:: Task objective ::
Put the listing from its first line up to and including the line with "size-field[interactable]: 31.05 —" into a Markdown table with two columns, No. and Entry. Number each line, and leave out any blank lines.

:: Stored rows ::

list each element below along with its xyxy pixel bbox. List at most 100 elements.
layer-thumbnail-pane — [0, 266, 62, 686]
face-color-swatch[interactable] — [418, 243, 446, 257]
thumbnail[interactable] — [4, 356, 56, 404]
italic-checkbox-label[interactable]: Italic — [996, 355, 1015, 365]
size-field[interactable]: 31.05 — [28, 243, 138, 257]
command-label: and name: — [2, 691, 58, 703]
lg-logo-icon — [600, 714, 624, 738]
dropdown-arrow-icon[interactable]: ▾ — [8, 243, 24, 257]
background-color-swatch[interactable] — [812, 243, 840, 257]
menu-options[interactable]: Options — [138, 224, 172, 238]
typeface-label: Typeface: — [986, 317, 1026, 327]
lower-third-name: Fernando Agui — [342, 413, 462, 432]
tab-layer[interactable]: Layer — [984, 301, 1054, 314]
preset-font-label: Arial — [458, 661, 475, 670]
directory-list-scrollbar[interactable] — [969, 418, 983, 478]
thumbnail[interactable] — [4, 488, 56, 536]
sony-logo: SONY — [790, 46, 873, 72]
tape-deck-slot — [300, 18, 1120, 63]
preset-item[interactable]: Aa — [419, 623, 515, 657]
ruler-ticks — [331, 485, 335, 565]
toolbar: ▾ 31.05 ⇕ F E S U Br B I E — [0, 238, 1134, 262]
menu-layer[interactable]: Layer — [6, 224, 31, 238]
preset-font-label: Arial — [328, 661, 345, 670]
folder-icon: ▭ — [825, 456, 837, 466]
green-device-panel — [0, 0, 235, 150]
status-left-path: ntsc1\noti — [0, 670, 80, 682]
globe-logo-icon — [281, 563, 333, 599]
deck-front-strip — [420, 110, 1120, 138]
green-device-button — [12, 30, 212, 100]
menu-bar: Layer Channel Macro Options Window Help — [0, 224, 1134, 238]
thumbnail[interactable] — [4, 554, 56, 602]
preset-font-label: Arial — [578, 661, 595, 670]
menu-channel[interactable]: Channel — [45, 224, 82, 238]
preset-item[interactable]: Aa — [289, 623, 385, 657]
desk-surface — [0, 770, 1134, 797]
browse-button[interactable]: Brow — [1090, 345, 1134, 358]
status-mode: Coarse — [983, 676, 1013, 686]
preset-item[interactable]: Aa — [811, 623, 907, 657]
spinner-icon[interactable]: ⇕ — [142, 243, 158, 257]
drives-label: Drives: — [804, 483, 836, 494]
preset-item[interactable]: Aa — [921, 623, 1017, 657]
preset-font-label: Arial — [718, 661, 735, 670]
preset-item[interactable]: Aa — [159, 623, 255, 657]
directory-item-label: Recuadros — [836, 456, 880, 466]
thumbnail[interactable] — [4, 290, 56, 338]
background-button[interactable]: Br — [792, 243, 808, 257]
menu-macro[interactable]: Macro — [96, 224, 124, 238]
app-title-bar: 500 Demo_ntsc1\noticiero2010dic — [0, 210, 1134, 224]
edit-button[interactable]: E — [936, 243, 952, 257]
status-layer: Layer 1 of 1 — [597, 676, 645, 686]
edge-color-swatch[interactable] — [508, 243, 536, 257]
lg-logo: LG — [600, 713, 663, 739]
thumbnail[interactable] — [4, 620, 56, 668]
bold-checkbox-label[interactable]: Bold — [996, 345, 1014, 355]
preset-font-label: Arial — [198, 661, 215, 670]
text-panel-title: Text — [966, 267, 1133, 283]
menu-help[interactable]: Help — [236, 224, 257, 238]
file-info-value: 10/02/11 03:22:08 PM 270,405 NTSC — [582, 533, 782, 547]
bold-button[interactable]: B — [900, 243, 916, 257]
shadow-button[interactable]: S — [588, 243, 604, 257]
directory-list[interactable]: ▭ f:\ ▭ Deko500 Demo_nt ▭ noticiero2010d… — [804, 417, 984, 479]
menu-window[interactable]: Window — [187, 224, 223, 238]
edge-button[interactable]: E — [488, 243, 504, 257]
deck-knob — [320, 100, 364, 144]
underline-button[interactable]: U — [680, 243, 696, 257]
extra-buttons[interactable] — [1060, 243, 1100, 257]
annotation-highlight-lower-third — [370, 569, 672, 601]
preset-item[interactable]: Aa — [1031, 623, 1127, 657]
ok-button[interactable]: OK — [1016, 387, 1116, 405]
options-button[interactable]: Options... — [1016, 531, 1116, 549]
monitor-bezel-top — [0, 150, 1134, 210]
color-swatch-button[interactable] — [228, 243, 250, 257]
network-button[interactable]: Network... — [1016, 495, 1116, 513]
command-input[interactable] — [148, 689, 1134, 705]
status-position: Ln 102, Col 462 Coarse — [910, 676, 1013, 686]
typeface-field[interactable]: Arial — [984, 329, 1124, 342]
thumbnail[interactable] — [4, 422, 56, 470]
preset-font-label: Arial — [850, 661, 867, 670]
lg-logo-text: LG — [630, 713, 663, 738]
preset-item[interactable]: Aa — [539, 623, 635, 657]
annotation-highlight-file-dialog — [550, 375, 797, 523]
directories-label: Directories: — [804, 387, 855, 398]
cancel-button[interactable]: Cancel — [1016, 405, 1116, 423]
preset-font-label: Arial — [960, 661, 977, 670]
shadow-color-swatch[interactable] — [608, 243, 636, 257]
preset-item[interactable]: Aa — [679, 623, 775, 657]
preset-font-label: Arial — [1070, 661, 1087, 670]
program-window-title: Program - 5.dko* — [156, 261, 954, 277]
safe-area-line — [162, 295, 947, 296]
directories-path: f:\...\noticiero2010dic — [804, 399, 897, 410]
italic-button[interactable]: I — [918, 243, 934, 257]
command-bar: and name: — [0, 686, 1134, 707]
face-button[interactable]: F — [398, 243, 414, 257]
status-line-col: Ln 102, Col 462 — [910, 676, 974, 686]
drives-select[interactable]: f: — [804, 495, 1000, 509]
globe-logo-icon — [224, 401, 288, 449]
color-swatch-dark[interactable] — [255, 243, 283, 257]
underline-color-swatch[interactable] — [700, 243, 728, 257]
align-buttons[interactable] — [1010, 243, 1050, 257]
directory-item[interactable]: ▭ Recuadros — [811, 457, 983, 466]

:: Reply ::
| No. | Entry |
|---|---|
| 1 | list each element below along with its xyxy pixel bbox. List at most 100 elements. |
| 2 | layer-thumbnail-pane — [0, 266, 62, 686] |
| 3 | face-color-swatch[interactable] — [418, 243, 446, 257] |
| 4 | thumbnail[interactable] — [4, 356, 56, 404] |
| 5 | italic-checkbox-label[interactable]: Italic — [996, 355, 1015, 365] |
| 6 | size-field[interactable]: 31.05 — [28, 243, 138, 257] |